• [Required work] Could you return every one of the rows below verbatim, with no changes to any character?

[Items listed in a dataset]
+ + + + +

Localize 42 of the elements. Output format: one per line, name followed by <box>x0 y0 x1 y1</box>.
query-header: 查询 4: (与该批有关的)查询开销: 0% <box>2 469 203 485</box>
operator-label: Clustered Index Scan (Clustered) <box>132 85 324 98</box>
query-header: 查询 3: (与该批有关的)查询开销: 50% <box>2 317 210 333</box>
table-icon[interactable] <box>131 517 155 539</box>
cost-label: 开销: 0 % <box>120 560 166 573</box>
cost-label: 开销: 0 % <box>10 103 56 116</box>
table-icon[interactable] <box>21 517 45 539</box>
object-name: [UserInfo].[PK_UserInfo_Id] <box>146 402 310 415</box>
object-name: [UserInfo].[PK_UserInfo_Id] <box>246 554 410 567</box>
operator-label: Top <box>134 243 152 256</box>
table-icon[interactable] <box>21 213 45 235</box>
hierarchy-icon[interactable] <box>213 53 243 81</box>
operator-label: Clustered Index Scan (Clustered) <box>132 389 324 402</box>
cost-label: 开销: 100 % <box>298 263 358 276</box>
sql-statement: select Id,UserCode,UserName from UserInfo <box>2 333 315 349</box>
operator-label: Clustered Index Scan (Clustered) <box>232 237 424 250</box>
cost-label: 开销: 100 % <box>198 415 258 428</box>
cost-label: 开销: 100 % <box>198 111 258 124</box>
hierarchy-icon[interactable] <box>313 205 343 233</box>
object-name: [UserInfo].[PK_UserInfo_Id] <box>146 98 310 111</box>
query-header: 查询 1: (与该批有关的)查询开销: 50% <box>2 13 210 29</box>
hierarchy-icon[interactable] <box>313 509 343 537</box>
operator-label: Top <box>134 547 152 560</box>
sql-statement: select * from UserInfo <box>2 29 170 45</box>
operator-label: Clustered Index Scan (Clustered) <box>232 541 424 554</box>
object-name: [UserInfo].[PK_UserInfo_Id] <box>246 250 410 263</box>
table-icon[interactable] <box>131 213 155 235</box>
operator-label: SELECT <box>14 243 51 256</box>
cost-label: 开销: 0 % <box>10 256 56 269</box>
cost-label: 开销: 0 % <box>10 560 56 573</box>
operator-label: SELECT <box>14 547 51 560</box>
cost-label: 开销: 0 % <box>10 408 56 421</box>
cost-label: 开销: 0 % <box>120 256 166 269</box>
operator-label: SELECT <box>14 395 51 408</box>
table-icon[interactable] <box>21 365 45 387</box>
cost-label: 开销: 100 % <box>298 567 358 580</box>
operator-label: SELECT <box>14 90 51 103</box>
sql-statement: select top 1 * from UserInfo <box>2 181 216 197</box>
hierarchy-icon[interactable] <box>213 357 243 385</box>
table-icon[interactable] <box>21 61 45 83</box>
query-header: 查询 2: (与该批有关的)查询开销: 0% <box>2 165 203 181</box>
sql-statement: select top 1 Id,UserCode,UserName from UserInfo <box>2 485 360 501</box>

+ + + + +

• [Task response]
Localize 42 of the elements. Output format: one per line, name followed by <box>x0 y0 x1 y1</box>.
query-header: 查询 4: (与该批有关的)查询开销: 0% <box>2 469 203 485</box>
operator-label: Clustered Index Scan (Clustered) <box>132 85 324 98</box>
query-header: 查询 3: (与该批有关的)查询开销: 50% <box>2 317 210 333</box>
table-icon[interactable] <box>131 517 155 539</box>
cost-label: 开销: 0 % <box>120 560 166 573</box>
cost-label: 开销: 0 % <box>10 103 56 116</box>
table-icon[interactable] <box>21 517 45 539</box>
object-name: [UserInfo].[PK_UserInfo_Id] <box>146 402 310 415</box>
object-name: [UserInfo].[PK_UserInfo_Id] <box>246 554 410 567</box>
operator-label: Top <box>134 243 152 256</box>
table-icon[interactable] <box>21 213 45 235</box>
hierarchy-icon[interactable] <box>213 53 243 81</box>
operator-label: Clustered Index Scan (Clustered) <box>132 389 324 402</box>
cost-label: 开销: 100 % <box>298 263 358 276</box>
sql-statement: select Id,UserCode,UserName from UserInfo <box>2 333 315 349</box>
operator-label: Clustered Index Scan (Clustered) <box>232 237 424 250</box>
cost-label: 开销: 100 % <box>198 415 258 428</box>
cost-label: 开销: 100 % <box>198 111 258 124</box>
hierarchy-icon[interactable] <box>313 205 343 233</box>
object-name: [UserInfo].[PK_UserInfo_Id] <box>146 98 310 111</box>
query-header: 查询 1: (与该批有关的)查询开销: 50% <box>2 13 210 29</box>
hierarchy-icon[interactable] <box>313 509 343 537</box>
operator-label: Top <box>134 547 152 560</box>
sql-statement: select * from UserInfo <box>2 29 170 45</box>
operator-label: Clustered Index Scan (Clustered) <box>232 541 424 554</box>
object-name: [UserInfo].[PK_UserInfo_Id] <box>246 250 410 263</box>
table-icon[interactable] <box>131 213 155 235</box>
operator-label: SELECT <box>14 243 51 256</box>
cost-label: 开销: 0 % <box>10 256 56 269</box>
cost-label: 开销: 0 % <box>10 560 56 573</box>
operator-label: SELECT <box>14 547 51 560</box>
cost-label: 开销: 0 % <box>10 408 56 421</box>
cost-label: 开销: 0 % <box>120 256 166 269</box>
operator-label: SELECT <box>14 395 51 408</box>
table-icon[interactable] <box>21 365 45 387</box>
cost-label: 开销: 100 % <box>298 567 358 580</box>
operator-label: SELECT <box>14 90 51 103</box>
sql-statement: select top 1 * from UserInfo <box>2 181 216 197</box>
hierarchy-icon[interactable] <box>213 357 243 385</box>
table-icon[interactable] <box>21 61 45 83</box>
query-header: 查询 2: (与该批有关的)查询开销: 0% <box>2 165 203 181</box>
sql-statement: select top 1 Id,UserCode,UserName from UserInfo <box>2 485 360 501</box>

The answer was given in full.